PROVIDED DATA
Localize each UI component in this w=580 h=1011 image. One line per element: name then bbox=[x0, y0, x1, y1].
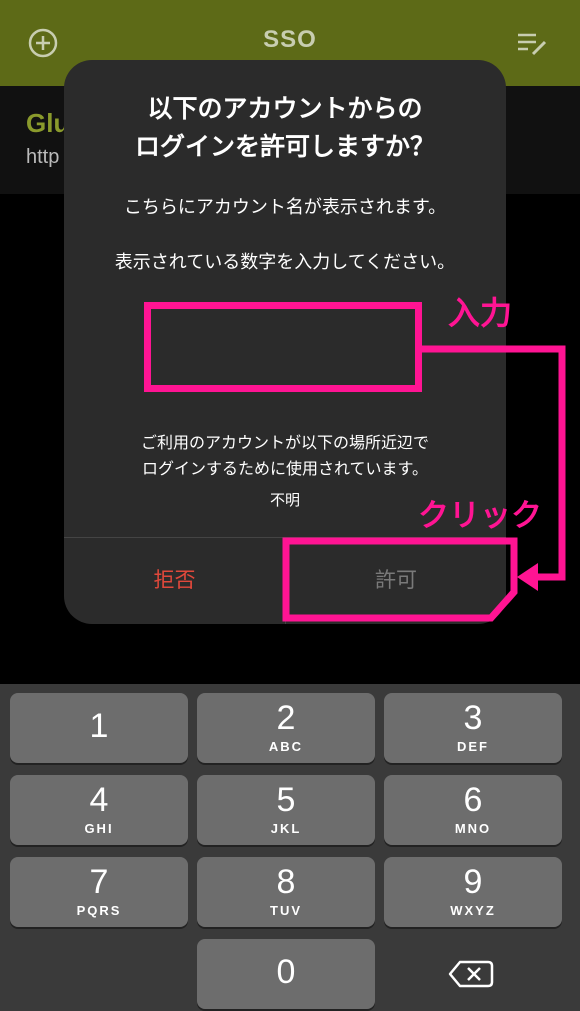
backspace-icon bbox=[448, 960, 494, 988]
backspace-key[interactable] bbox=[384, 946, 562, 1002]
input-annotation-label: 入力 bbox=[448, 294, 513, 332]
key-9-letters: WXYZ bbox=[450, 903, 496, 918]
key-3-letters: DEF bbox=[457, 739, 489, 754]
dialog-title: 以下のアカウントからの ログインを許可しますか？ bbox=[64, 90, 506, 166]
key-3-digit: 3 bbox=[463, 699, 483, 737]
key-7-letters: PQRS bbox=[76, 903, 122, 918]
key-3[interactable]: 3 DEF bbox=[384, 693, 562, 763]
code-prompt: 表示されている数字を入力してください。 bbox=[114, 252, 456, 273]
key-6-digit: 6 bbox=[463, 781, 483, 819]
key-7-digit: 7 bbox=[89, 863, 109, 901]
key-4[interactable]: 4 GHI bbox=[10, 775, 188, 845]
key-2-letters: ABC bbox=[268, 739, 304, 754]
key-5[interactable]: 5 JKL bbox=[197, 775, 375, 845]
dialog-title-line1: 以下のアカウントからの bbox=[147, 94, 423, 123]
key-4-digit: 4 bbox=[89, 781, 109, 819]
account-name: Glu bbox=[26, 108, 70, 138]
key-8-letters: TUV bbox=[270, 903, 302, 918]
account-name-text: こちらにアカウント名が表示されます。 bbox=[123, 197, 447, 218]
location-note: ご利用のアカウントが以下の場所近辺で ログインするために使用されています。 bbox=[64, 430, 506, 482]
app-title: SSO bbox=[263, 26, 317, 53]
key-2-digit: 2 bbox=[276, 699, 296, 737]
key-0[interactable]: 0 bbox=[197, 939, 375, 1009]
key-6[interactable]: 6 MNO bbox=[384, 775, 562, 845]
allow-button[interactable]: 許可 bbox=[286, 537, 506, 624]
key-7[interactable]: 7 PQRS bbox=[10, 857, 188, 927]
key-4-letters: GHI bbox=[84, 821, 114, 836]
key-6-letters: MNO bbox=[454, 821, 492, 836]
key-1[interactable]: 1 bbox=[10, 693, 188, 763]
key-1-digit: 1 bbox=[89, 707, 109, 745]
key-0-digit: 0 bbox=[276, 953, 296, 991]
list-edit-icon[interactable] bbox=[516, 30, 548, 58]
dialog-title-line2: ログインを許可しますか？ bbox=[134, 132, 435, 161]
location-note-line1: ご利用のアカウントが以下の場所近辺で bbox=[140, 433, 429, 452]
key-8-digit: 8 bbox=[276, 863, 296, 901]
key-5-letters: JKL bbox=[270, 821, 302, 836]
deny-button[interactable]: 拒否 bbox=[64, 537, 285, 624]
key-9-digit: 9 bbox=[463, 863, 483, 901]
location-note-line2: ログインするために使用されています。 bbox=[142, 459, 428, 478]
click-annotation-label: クリック bbox=[418, 498, 542, 534]
numeric-keypad: 1 2 ABC 3 DEF 4 GHI 5 JKL 6 MNO 7 PQRS 8… bbox=[0, 684, 580, 1011]
account-url: http bbox=[26, 146, 60, 168]
key-2[interactable]: 2 ABC bbox=[197, 693, 375, 763]
key-5-digit: 5 bbox=[276, 781, 296, 819]
key-9[interactable]: 9 WXYZ bbox=[384, 857, 562, 927]
key-8[interactable]: 8 TUV bbox=[197, 857, 375, 927]
input-highlight-box bbox=[144, 302, 422, 392]
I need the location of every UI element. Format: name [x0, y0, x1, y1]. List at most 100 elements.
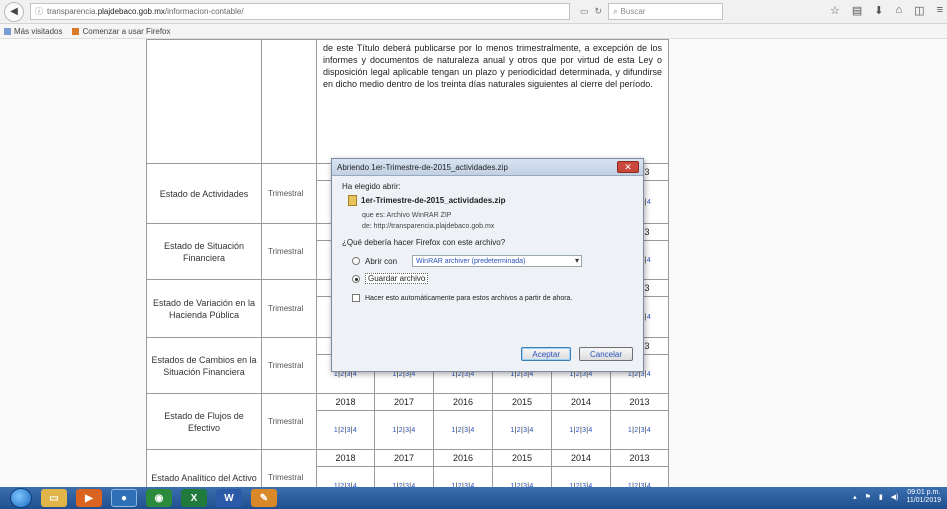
- back-button[interactable]: ◀: [4, 1, 24, 22]
- excel-icon[interactable]: X: [181, 489, 207, 507]
- year-cell: 2015: [492, 449, 552, 467]
- volume-icon[interactable]: ◀): [891, 493, 899, 501]
- quarter-link[interactable]: 4: [647, 257, 651, 264]
- file-source: de: http://transparencia.plajdebaco.gob.…: [362, 223, 495, 230]
- open-with-select[interactable]: WinRAR archiver (predeterminada): [412, 255, 583, 267]
- close-button[interactable]: ✕: [617, 161, 639, 173]
- start-button[interactable]: [10, 488, 32, 508]
- screen: ◀ ⓘ transparencia. plajdebaco.gob.mx /in…: [0, 0, 947, 509]
- open-with-option[interactable]: Abrir con WinRAR archiver (predeterminad…: [352, 255, 633, 267]
- year-cell: 2015: [492, 393, 552, 411]
- year-cell: 2018: [316, 393, 375, 411]
- quarter-link[interactable]: 4: [588, 427, 592, 434]
- save-file-label: Guardar archivo: [365, 273, 429, 284]
- chrome-icon[interactable]: ◉: [146, 489, 172, 507]
- search-placeholder: Buscar: [620, 7, 646, 16]
- left-margin: [0, 39, 146, 487]
- right-margin: [668, 39, 947, 487]
- bookmark-label: Más visitados: [14, 26, 63, 36]
- search-input[interactable]: ⌕ Buscar: [608, 3, 724, 20]
- taskbar: ▭ ▶ ● ◉ X W ✎ ▴ ⚑ ▮ ◀) 09:01 p.m. 11/01/…: [0, 487, 947, 509]
- toolbar-icons: ☆ ▤ ⬇ ⌂ ◫ ≡: [830, 4, 943, 17]
- year-cell: 2018: [316, 449, 375, 467]
- save-file-option[interactable]: Guardar archivo: [352, 273, 633, 284]
- search-icon: ⌕: [613, 6, 618, 16]
- paint-icon[interactable]: ✎: [251, 489, 277, 507]
- period-cell: Trimestral: [261, 163, 317, 224]
- quarter-link[interactable]: 4: [647, 371, 651, 378]
- dialog-buttons: Aceptar Cancelar: [521, 347, 633, 361]
- quarter-links-cell: 1|2|3|4: [316, 410, 375, 450]
- url-host: plajdebaco.gob.mx: [97, 7, 165, 16]
- download-icon[interactable]: ⬇: [874, 4, 883, 17]
- period-cell: Trimestral: [261, 393, 317, 450]
- dialog-title-text: Abriendo 1er-Trimestre-de-2015_actividad…: [337, 162, 508, 172]
- period-cell: Trimestral: [261, 337, 317, 394]
- bookmark-star-icon[interactable]: ☆: [830, 4, 840, 17]
- flag-icon[interactable]: ⚑: [865, 493, 871, 501]
- home-icon[interactable]: ⌂: [896, 4, 903, 17]
- page-content: de este Título deberá publicarse por lo …: [0, 39, 947, 506]
- reader-icon[interactable]: ▭: [580, 6, 589, 17]
- clock-time: 09:01 p.m.: [907, 489, 941, 496]
- file-type: que es: Archivo WinRAR ZIP: [362, 212, 452, 219]
- dialog-intro: Ha elegido abrir:: [342, 182, 401, 191]
- url-prefix: transparencia.: [47, 7, 98, 16]
- pocket-icon[interactable]: ◫: [914, 4, 924, 17]
- menu-icon[interactable]: ≡: [937, 4, 943, 17]
- quarter-link[interactable]: 4: [647, 199, 651, 206]
- empty-cell: [146, 39, 262, 164]
- media-player-icon[interactable]: ▶: [76, 489, 102, 507]
- intro-text: de este Título deberá publicarse por lo …: [315, 39, 670, 164]
- empty-cell: [261, 39, 317, 164]
- info-icon: ⓘ: [35, 7, 43, 16]
- open-with-value: WinRAR archiver (predeterminada): [416, 257, 526, 265]
- auto-checkbox[interactable]: [352, 294, 360, 302]
- table-row: Estado de Flujos de Efectivo Trimestral 20…: [146, 393, 670, 450]
- firefox-icon: [72, 27, 80, 35]
- quarter-link[interactable]: 4: [647, 314, 651, 321]
- year-cell: 2017: [374, 449, 434, 467]
- year-cell: 2016: [433, 449, 493, 467]
- dialog-question: ¿Qué debería hacer Firefox con este arch…: [342, 238, 506, 247]
- quarter-link[interactable]: 4: [529, 427, 533, 434]
- open-with-label: Abrir con: [365, 256, 398, 266]
- url-icons: ▭ ↻: [580, 6, 602, 17]
- clock[interactable]: 09:01 p.m. 11/01/2019: [906, 489, 941, 505]
- clock-date: 11/01/2019: [906, 497, 941, 504]
- statement-name: Estados de Cambios en la Situación Finan…: [146, 337, 262, 394]
- gear-icon: [4, 27, 11, 35]
- quarter-link[interactable]: 4: [411, 427, 415, 434]
- bookmark-label: Comenzar a usar Firefox: [82, 26, 171, 36]
- quarter-link[interactable]: 4: [353, 427, 357, 434]
- network-icon[interactable]: ▮: [879, 493, 883, 501]
- auto-label: Hacer esto automáticamente para estos ar…: [365, 294, 573, 302]
- quarter-links-cell: 1|2|3|4: [551, 410, 611, 450]
- year-cell: 2013: [609, 449, 670, 467]
- year-cell: 2013: [609, 393, 670, 411]
- save-file-radio[interactable]: [352, 274, 360, 283]
- table-row: Estado Analítico del Activo Trimestral 201…: [146, 449, 670, 506]
- bookmark-getting-started[interactable]: Comenzar a usar Firefox: [72, 26, 171, 36]
- library-icon[interactable]: ▤: [852, 4, 862, 17]
- period-cell: Trimestral: [261, 279, 317, 338]
- quarter-link[interactable]: 4: [470, 427, 474, 434]
- bookmark-most-visited[interactable]: Más visitados: [4, 27, 62, 36]
- auto-option[interactable]: Hacer esto automáticamente para estos ar…: [352, 294, 633, 302]
- year-cell: 2017: [374, 393, 434, 411]
- firefox-icon[interactable]: ●: [111, 489, 137, 507]
- word-icon[interactable]: W: [216, 489, 242, 507]
- quarter-link[interactable]: 4: [647, 427, 651, 434]
- cancel-button[interactable]: Cancelar: [578, 347, 633, 361]
- ok-button[interactable]: Aceptar: [521, 347, 571, 361]
- quarter-links-cell: 1|2|3|4: [492, 410, 552, 450]
- open-with-radio[interactable]: [352, 257, 360, 265]
- tray-arrow-icon[interactable]: ▴: [853, 493, 857, 501]
- statement-name: Estado de Actividades: [146, 163, 262, 224]
- explorer-icon[interactable]: ▭: [41, 489, 67, 507]
- address-bar[interactable]: ⓘ transparencia. plajdebaco.gob.mx /info…: [30, 3, 570, 20]
- reload-icon[interactable]: ↻: [595, 6, 603, 17]
- browser-navbar: ◀ ⓘ transparencia. plajdebaco.gob.mx /in…: [0, 0, 947, 24]
- download-dialog: Abriendo 1er-Trimestre-de-2015_actividad…: [331, 158, 644, 372]
- dialog-title: Abriendo 1er-Trimestre-de-2015_actividad…: [332, 159, 643, 176]
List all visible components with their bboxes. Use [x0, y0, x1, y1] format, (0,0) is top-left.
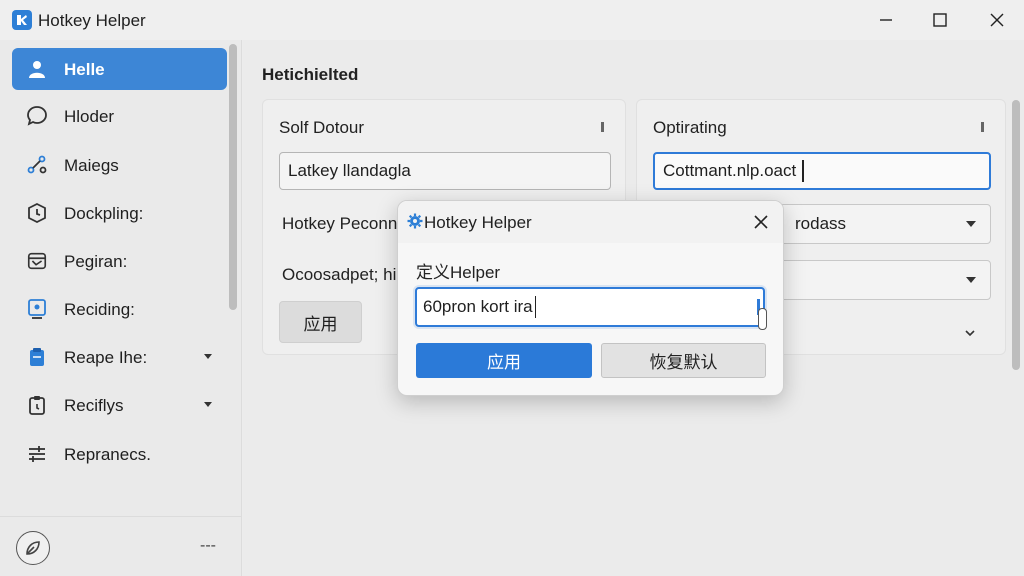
sidebar-item-label: Reciding:: [64, 300, 135, 319]
sidebar-item-repranecs[interactable]: Repranecs.: [12, 433, 227, 475]
dialog-header: Hotkey Helper: [398, 201, 783, 243]
sidebar-item-label: Repranecs.: [64, 445, 151, 464]
sidebar-item-reciding[interactable]: Reciding:: [12, 288, 227, 330]
package-icon: [26, 250, 48, 272]
title-bar: Hotkey Helper: [0, 0, 1024, 40]
hotkey-dialog: Hotkey Helper 定义Helper 60pron kort ira 应…: [397, 200, 784, 396]
apply-button[interactable]: 应用: [279, 301, 362, 343]
avatar[interactable]: [16, 531, 50, 565]
gear-icon: [407, 213, 423, 229]
leaf-icon: [26, 541, 40, 555]
text-caret: [802, 160, 804, 182]
close-icon: [754, 215, 768, 229]
dialog-hotkey-input[interactable]: 60pron kort ira: [415, 287, 765, 327]
card-menu-icon[interactable]: [981, 122, 984, 132]
hotkey-name-field[interactable]: Latkey llandagla: [279, 152, 611, 190]
chat-bubble-icon: [26, 105, 48, 127]
card-menu-icon[interactable]: [601, 122, 604, 132]
timer-icon: [26, 202, 48, 224]
dialog-close-button[interactable]: [750, 211, 772, 233]
close-icon: [990, 13, 1004, 27]
sidebar-item-hloder[interactable]: Hloder: [12, 95, 227, 137]
minimize-icon: [880, 19, 892, 21]
share-icon: [26, 154, 48, 176]
app-title: Hotkey Helper: [38, 11, 146, 30]
sidebar-item-label: Reciflys: [64, 396, 124, 415]
row-label: Hotkey Peconn: [282, 214, 398, 233]
row-label: Ocoosadpet; hi: [282, 265, 397, 284]
sidebar-item-label: Helle: [64, 60, 105, 79]
minimize-button[interactable]: [872, 8, 900, 32]
monitor-icon: [26, 298, 48, 320]
chevron-down-icon: [966, 277, 976, 283]
user-icon: [26, 58, 48, 80]
chevron-down-icon[interactable]: [200, 396, 216, 412]
sidebar-item-label: Pegiran:: [64, 252, 128, 271]
clipboard-clock-icon: [26, 394, 48, 416]
maximize-button[interactable]: [926, 8, 954, 32]
chevron-down-icon[interactable]: [964, 324, 976, 342]
text-caret: [534, 296, 537, 318]
sidebar-item-reape-ihe[interactable]: Reape Ihe:: [12, 336, 227, 378]
close-window-button[interactable]: [983, 8, 1011, 32]
app-logo-icon: [12, 10, 32, 30]
sidebar-item-helle[interactable]: Helle: [12, 48, 227, 90]
main-scrollbar[interactable]: [1012, 100, 1020, 370]
card-title: Solf Dotour: [279, 118, 365, 137]
sidebar: Helle Hloder Maiegs Dockpling: Pegiran: …: [0, 40, 242, 576]
chevron-down-icon: [966, 221, 976, 227]
sidebar-footer: ---: [0, 516, 242, 576]
sidebar-item-reciflys[interactable]: Reciflys: [12, 384, 227, 426]
sidebar-item-maiegs[interactable]: Maiegs: [12, 144, 227, 186]
dialog-reset-button[interactable]: 恢复默认: [601, 343, 766, 378]
dialog-title: Hotkey Helper: [424, 213, 532, 232]
clipboard-icon: [26, 346, 48, 368]
sidebar-item-pegiran[interactable]: Pegiran:: [12, 240, 227, 282]
sidebar-item-label: Hloder: [64, 107, 115, 126]
sidebar-item-dockpling[interactable]: Dockpling:: [12, 192, 227, 234]
dialog-apply-button[interactable]: 应用: [416, 343, 592, 378]
dialog-field-label: 定义Helper: [416, 263, 501, 282]
sliders-icon: [26, 443, 48, 465]
chevron-down-icon[interactable]: [200, 348, 216, 364]
sidebar-item-label: Maiegs: [64, 156, 119, 175]
card-title: Optirating: [653, 118, 727, 137]
command-field[interactable]: Cottmant.nlp.oact: [653, 152, 991, 190]
maximize-icon: [933, 13, 947, 27]
sidebar-item-label: Dockpling:: [64, 204, 144, 223]
dialog-scroll-handle[interactable]: [758, 308, 767, 330]
sidebar-item-label: Reape Ihe:: [64, 348, 148, 367]
footer-more[interactable]: ---: [200, 537, 216, 555]
sidebar-scrollbar[interactable]: [229, 44, 237, 310]
page-title: Hetichielted: [262, 65, 359, 84]
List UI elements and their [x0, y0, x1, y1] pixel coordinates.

GIVEN REQUEST
Can you give the lines again, starting with the line with "backspace-icon bbox=[448, 960, 494, 988]" and going on through the line with "code-prompt: 表示されている数字を入力してください。 bbox=[114, 252, 456, 273]", with "backspace-key" replaced by "delete-key" and all else left unchanged?

TASK SOLUTION
backspace-icon bbox=[448, 960, 494, 988]
delete-key[interactable] bbox=[384, 946, 562, 1002]
input-annotation-label: 入力 bbox=[448, 294, 513, 332]
key-9-letters: WXYZ bbox=[450, 903, 496, 918]
key-3-letters: DEF bbox=[457, 739, 489, 754]
dialog-title: 以下のアカウントからの ログインを許可しますか？ bbox=[64, 90, 506, 166]
key-3-digit: 3 bbox=[463, 699, 483, 737]
key-7-letters: PQRS bbox=[76, 903, 122, 918]
key-3[interactable]: 3 DEF bbox=[384, 693, 562, 763]
code-prompt: 表示されている数字を入力してください。 bbox=[114, 252, 456, 273]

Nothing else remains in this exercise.